• [SUPPLIED DATA]
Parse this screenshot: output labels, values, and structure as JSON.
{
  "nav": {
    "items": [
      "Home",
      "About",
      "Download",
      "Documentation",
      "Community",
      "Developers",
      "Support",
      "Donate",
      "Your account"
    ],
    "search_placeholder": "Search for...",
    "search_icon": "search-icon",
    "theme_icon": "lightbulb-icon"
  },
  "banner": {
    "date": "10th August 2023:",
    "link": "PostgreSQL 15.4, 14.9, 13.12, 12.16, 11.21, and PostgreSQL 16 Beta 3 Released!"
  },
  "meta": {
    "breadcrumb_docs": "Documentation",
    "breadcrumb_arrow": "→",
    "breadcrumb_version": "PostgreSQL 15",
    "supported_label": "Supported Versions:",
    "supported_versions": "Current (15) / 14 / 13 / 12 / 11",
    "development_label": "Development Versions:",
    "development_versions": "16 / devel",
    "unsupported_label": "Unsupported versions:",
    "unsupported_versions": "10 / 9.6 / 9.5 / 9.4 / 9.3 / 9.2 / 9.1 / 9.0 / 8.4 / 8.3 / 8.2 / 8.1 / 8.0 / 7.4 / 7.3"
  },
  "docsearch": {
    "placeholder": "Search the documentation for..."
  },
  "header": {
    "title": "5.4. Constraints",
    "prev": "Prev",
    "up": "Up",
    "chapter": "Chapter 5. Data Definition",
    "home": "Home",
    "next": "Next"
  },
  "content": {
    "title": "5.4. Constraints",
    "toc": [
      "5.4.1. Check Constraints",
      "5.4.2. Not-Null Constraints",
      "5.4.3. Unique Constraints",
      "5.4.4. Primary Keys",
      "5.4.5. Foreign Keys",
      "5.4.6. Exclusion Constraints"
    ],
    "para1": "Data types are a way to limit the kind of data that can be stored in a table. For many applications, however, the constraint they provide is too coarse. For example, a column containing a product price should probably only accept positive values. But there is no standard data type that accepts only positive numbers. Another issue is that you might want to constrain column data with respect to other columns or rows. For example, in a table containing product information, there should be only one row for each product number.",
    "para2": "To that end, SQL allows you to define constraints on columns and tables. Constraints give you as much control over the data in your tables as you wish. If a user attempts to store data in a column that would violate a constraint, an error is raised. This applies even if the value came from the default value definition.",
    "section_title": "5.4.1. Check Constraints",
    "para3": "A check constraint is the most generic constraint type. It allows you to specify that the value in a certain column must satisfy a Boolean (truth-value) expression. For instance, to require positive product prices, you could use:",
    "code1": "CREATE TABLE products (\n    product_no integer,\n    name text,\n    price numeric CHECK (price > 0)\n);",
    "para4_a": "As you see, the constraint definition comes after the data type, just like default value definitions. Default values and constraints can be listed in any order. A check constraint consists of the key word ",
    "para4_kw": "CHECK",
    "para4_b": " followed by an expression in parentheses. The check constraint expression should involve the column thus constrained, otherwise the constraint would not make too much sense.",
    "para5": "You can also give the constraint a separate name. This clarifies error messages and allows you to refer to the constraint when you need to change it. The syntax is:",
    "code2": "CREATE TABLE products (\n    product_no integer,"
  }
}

• [OBJECTIVE]
Reproduce the listing in full. Keep it exactly as written.

• [SOLVED EXERCISE]
Parse this screenshot: output labels, values, and structure as JSON.
{
  "nav": {
    "items": [
      "Home",
      "About",
      "Download",
      "Documentation",
      "Community",
      "Developers",
      "Support",
      "Donate",
      "Your account"
    ],
    "search_placeholder": "Search for...",
    "search_icon": "search-icon",
    "theme_icon": "lightbulb-icon"
  },
  "banner": {
    "date": "10th August 2023:",
    "link": "PostgreSQL 15.4, 14.9, 13.12, 12.16, 11.21, and PostgreSQL 16 Beta 3 Released!"
  },
  "meta": {
    "breadcrumb_docs": "Documentation",
    "breadcrumb_arrow": "→",
    "breadcrumb_version": "PostgreSQL 15",
    "supported_label": "Supported Versions:",
    "supported_versions": "Current (15) / 14 / 13 / 12 / 11",
    "development_label": "Development Versions:",
    "development_versions": "16 / devel",
    "unsupported_label": "Unsupported versions:",
    "unsupported_versions": "10 / 9.6 / 9.5 / 9.4 / 9.3 / 9.2 / 9.1 / 9.0 / 8.4 / 8.3 / 8.2 / 8.1 / 8.0 / 7.4 / 7.3"
  },
  "docsearch": {
    "placeholder": "Search the documentation for..."
  },
  "header": {
    "title": "5.4. Constraints",
    "prev": "Prev",
    "up": "Up",
    "chapter": "Chapter 5. Data Definition",
    "home": "Home",
    "next": "Next"
  },
  "content": {
    "title": "5.4. Constraints",
    "toc": [
      "5.4.1. Check Constraints",
      "5.4.2. Not-Null Constraints",
      "5.4.3. Unique Constraints",
      "5.4.4. Primary Keys",
      "5.4.5. Foreign Keys",
      "5.4.6. Exclusion Constraints"
    ],
    "para1": "Data types are a way to limit the kind of data that can be stored in a table. For many applications, however, the constraint they provide is too coarse. For example, a column containing a product price should probably only accept positive values. But there is no standard data type that accepts only positive numbers. Another issue is that you might want to constrain column data with respect to other columns or rows. For example, in a table containing product information, there should be only one row for each product number.",
    "para2": "To that end, SQL allows you to define constraints on columns and tables. Constraints give you as much control over the data in your tables as you wish. If a user attempts to store data in a column that would violate a constraint, an error is raised. This applies even if the value came from the default value definition.",
    "section_title": "5.4.1. Check Constraints",
    "para3": "A check constraint is the most generic constraint type. It allows you to specify that the value in a certain column must satisfy a Boolean (truth-value) expression. For instance, to require positive product prices, you could use:",
    "code1": "CREATE TABLE products (\n    product_no integer,\n    name text,\n    price numeric CHECK (price > 0)\n);",
    "para4_a": "As you see, the constraint definition comes after the data type, just like default value definitions. Default values and constraints can be listed in any order. A check constraint consists of the key word ",
    "para4_kw": "CHECK",
    "para4_b": " followed by an expression in parentheses. The check constraint expression should involve the column thus constrained, otherwise the constraint would not make too much sense.",
    "para5": "You can also give the constraint a separate name. This clarifies error messages and allows you to refer to the constraint when you need to change it. The syntax is:",
    "code2": "CREATE TABLE products (\n    product_no integer,"
  }
}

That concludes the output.